Given problem:
Below are some records; return each one exactly.

Extracted records
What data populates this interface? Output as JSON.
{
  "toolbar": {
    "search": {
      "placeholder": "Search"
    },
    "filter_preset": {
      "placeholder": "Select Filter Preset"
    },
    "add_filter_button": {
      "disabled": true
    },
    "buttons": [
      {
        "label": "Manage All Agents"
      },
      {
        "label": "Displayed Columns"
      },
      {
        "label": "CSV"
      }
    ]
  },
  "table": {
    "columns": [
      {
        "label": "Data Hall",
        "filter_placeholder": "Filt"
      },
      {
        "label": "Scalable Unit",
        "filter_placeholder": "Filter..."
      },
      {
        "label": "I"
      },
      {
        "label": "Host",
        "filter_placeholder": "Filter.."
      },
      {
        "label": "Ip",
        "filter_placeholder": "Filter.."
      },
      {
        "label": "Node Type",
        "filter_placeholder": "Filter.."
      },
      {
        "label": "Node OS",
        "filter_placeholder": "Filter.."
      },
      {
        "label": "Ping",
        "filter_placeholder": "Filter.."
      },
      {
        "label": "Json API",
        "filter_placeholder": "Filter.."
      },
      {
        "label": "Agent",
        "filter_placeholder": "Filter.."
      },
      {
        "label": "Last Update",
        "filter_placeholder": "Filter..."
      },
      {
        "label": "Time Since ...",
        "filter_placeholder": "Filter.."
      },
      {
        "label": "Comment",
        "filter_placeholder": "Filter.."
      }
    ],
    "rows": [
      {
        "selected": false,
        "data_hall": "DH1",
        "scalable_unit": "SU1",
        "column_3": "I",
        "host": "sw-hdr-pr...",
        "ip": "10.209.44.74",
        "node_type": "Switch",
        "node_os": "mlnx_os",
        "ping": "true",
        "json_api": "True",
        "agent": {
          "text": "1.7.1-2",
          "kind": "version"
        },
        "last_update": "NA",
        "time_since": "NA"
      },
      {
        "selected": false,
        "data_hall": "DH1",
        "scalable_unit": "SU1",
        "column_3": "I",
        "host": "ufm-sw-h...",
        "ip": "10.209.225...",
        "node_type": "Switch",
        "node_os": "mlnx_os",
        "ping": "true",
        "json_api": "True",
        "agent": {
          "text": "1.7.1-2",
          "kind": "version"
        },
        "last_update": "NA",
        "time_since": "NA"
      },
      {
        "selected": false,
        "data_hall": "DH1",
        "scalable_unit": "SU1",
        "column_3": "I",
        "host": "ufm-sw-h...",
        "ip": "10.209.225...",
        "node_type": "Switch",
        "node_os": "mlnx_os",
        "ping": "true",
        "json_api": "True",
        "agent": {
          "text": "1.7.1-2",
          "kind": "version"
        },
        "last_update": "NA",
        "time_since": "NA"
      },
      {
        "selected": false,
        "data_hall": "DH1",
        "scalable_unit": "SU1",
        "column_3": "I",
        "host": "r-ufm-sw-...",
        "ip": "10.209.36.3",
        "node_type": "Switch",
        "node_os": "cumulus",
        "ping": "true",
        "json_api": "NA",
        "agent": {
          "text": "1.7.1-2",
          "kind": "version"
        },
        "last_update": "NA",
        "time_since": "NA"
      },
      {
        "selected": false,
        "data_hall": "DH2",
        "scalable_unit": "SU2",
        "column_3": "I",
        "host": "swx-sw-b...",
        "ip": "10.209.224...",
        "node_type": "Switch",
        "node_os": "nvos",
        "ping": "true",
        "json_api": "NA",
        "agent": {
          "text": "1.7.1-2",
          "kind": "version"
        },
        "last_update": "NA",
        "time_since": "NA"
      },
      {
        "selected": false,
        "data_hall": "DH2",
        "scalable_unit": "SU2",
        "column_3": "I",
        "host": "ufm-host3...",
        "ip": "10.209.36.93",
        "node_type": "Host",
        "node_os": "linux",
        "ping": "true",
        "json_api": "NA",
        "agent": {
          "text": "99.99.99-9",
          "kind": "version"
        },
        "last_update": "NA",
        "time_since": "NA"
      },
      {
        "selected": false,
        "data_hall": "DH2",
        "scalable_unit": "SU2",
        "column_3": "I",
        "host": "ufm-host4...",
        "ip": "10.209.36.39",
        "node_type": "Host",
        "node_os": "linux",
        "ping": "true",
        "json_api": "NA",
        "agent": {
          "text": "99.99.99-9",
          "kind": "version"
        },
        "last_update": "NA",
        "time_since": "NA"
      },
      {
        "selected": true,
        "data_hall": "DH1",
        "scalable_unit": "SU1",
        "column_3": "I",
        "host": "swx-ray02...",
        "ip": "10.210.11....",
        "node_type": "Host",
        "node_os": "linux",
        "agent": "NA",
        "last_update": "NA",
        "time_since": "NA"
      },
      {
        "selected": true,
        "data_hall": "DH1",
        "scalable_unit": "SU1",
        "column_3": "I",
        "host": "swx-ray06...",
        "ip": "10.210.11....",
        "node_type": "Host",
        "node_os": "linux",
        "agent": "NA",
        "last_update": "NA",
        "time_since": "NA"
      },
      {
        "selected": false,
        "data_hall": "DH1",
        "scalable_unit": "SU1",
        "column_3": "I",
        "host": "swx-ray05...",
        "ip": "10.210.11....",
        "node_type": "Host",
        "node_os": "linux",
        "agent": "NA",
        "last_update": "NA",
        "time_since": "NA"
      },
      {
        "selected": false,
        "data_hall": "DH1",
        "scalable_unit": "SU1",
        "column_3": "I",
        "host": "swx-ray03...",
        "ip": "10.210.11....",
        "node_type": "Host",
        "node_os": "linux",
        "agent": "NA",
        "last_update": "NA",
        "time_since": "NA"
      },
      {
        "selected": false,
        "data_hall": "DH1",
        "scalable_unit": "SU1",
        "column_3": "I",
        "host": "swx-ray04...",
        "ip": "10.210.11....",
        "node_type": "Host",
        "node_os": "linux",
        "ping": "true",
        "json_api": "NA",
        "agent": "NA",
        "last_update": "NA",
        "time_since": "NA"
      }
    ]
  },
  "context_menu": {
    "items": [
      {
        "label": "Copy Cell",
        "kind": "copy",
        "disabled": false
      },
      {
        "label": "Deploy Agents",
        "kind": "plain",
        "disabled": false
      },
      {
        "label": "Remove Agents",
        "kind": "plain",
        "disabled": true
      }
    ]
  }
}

Finished answer:
What data populates this interface? Output as JSON.
{
  "toolbar": {
    "search": {
      "placeholder": "Search"
    },
    "filter_preset": {
      "placeholder": "Select Filter Preset"
    },
    "add_filter_button": {
      "disabled": true
    },
    "buttons": [
      {
        "label": "Manage All Agents"
      },
      {
        "label": "Displayed Columns"
      },
      {
        "label": "CSV"
      }
    ]
  },
  "table": {
    "columns": [
      {
        "label": "Data Hall",
        "filter_placeholder": "Filt"
      },
      {
        "label": "Scalable Unit",
        "filter_placeholder": "Filter..."
      },
      {
        "label": "I"
      },
      {
        "label": "Host",
        "filter_placeholder": "Filter.."
      },
      {
        "label": "Ip",
        "filter_placeholder": "Filter.."
      },
      {
        "label": "Node Type",
        "filter_placeholder": "Filter.."
      },
      {
        "label": "Node OS",
        "filter_placeholder": "Filter.."
      },
      {
        "label": "Ping",
        "filter_placeholder": "Filter.."
      },
      {
        "label": "Json API",
        "filter_placeholder": "Filter.."
      },
      {
        "label": "Agent",
        "filter_placeholder": "Filter.."
      },
      {
        "label": "Last Update",
        "filter_placeholder": "Filter..."
      },
      {
        "label": "Time Since ...",
        "filter_placeholder": "Filter.."
      },
      {
        "label": "Comment",
        "filter_placeholder": "Filter.."
      }
    ],
    "rows": [
      {
        "selected": false,
        "data_hall": "DH1",
        "scalable_unit": "SU1",
        "column_3": "I",
        "host": "sw-hdr-pr...",
        "ip": "10.209.44.74",
        "node_type": "Switch",
        "node_os": "mlnx_os",
        "ping": "true",
        "json_api": "True",
        "agent": {
          "text": "1.7.1-2",
          "kind": "version"
        },
        "last_update": "NA",
        "time_since": "NA"
      },
      {
        "selected": false,
        "data_hall": "DH1",
        "scalable_unit": "SU1",
        "column_3": "I",
        "host": "ufm-sw-h...",
        "ip": "10.209.225...",
        "node_type": "Switch",
        "node_os": "mlnx_os",
        "ping": "true",
        "json_api": "True",
        "agent": {
          "text": "1.7.1-2",
          "kind": "version"
        },
        "last_update": "NA",
        "time_since": "NA"
      },
      {
        "selected": false,
        "data_hall": "DH1",
        "scalable_unit": "SU1",
        "column_3": "I",
        "host": "ufm-sw-h...",
        "ip": "10.209.225...",
        "node_type": "Switch",
        "node_os": "mlnx_os",
        "ping": "true",
        "json_api": "True",
        "agent": {
          "text": "1.7.1-2",
          "kind": "version"
        },
        "last_update": "NA",
        "time_since": "NA"
      },
      {
        "selected": false,
        "data_hall": "DH1",
        "scalable_unit": "SU1",
        "column_3": "I",
        "host": "r-ufm-sw-...",
        "ip": "10.209.36.3",
        "node_type": "Switch",
        "node_os": "cumulus",
        "ping": "true",
        "json_api": "NA",
        "agent": {
          "text": "1.7.1-2",
          "kind": "version"
        },
        "last_update": "NA",
        "time_since": "NA"
      },
      {
        "selected": false,
        "data_hall": "DH2",
        "scalable_unit": "SU2",
        "column_3": "I",
        "host": "swx-sw-b...",
        "ip": "10.209.224...",
        "node_type": "Switch",
        "node_os": "nvos",
        "ping": "true",
        "json_api": "NA",
        "agent": {
          "text": "1.7.1-2",
          "kind": "version"
        },
        "last_update": "NA",
        "time_since": "NA"
      },
      {
        "selected": false,
        "data_hall": "DH2",
        "scalable_unit": "SU2",
        "column_3": "I",
        "host": "ufm-host3...",
        "ip": "10.209.36.93",
        "node_type": "Host",
        "node_os": "linux",
        "ping": "true",
        "json_api": "NA",
        "agent": {
          "text": "99.99.99-9",
          "kind": "version"
        },
        "last_update": "NA",
        "time_since": "NA"
      },
      {
        "selected": false,
        "data_hall": "DH2",
        "scalable_unit": "SU2",
        "column_3": "I",
        "host": "ufm-host4...",
        "ip": "10.209.36.39",
        "node_type": "Host",
        "node_os": "linux",
        "ping": "true",
        "json_api": "NA",
        "agent": {
          "text": "99.99.99-9",
          "kind": "version"
        },
        "last_update": "NA",
        "time_since": "NA"
      },
      {
        "selected": true,
        "data_hall": "DH1",
        "scalable_unit": "SU1",
        "column_3": "I",
        "host": "swx-ray02...",
        "ip": "10.210.11....",
        "node_type": "Host",
        "node_os": "linux",
        "agent": "NA",
        "last_update": "NA",
        "time_since": "NA"
      },
      {
        "selected": true,
        "data_hall": "DH1",
        "scalable_unit": "SU1",
        "column_3": "I",
        "host": "swx-ray06...",
        "ip": "10.210.11....",
        "node_type": "Host",
        "node_os": "linux",
        "agent": "NA",
        "last_update": "NA",
        "time_since": "NA"
      },
      {
        "selected": false,
        "data_hall": "DH1",
        "scalable_unit": "SU1",
        "column_3": "I",
        "host": "swx-ray05...",
        "ip": "10.210.11....",
        "node_type": "Host",
        "node_os": "linux",
        "agent": "NA",
        "last_update": "NA",
        "time_since": "NA"
      },
      {
        "selected": false,
        "data_hall": "DH1",
        "scalable_unit": "SU1",
        "column_3": "I",
        "host": "swx-ray03...",
        "ip": "10.210.11....",
        "node_type": "Host",
        "node_os": "linux",
        "agent": "NA",
        "last_update": "NA",
        "time_since": "NA"
      },
      {
        "selected": false,
        "data_hall": "DH1",
        "scalable_unit": "SU1",
        "column_3": "I",
        "host": "swx-ray04...",
        "ip": "10.210.11....",
        "node_type": "Host",
        "node_os": "linux",
        "ping": "true",
        "json_api": "NA",
        "agent": "NA",
        "last_update": "NA",
        "time_since": "NA"
      }
    ]
  },
  "context_menu": {
    "items": [
      {
        "label": "Copy Cell",
        "kind": "copy",
        "disabled": false
      },
      {
        "label": "Deploy Agents",
        "kind": "plain",
        "disabled": false
      },
      {
        "label": "Remove Agents",
        "kind": "plain",
        "disabled": true
      }
    ]
  }
}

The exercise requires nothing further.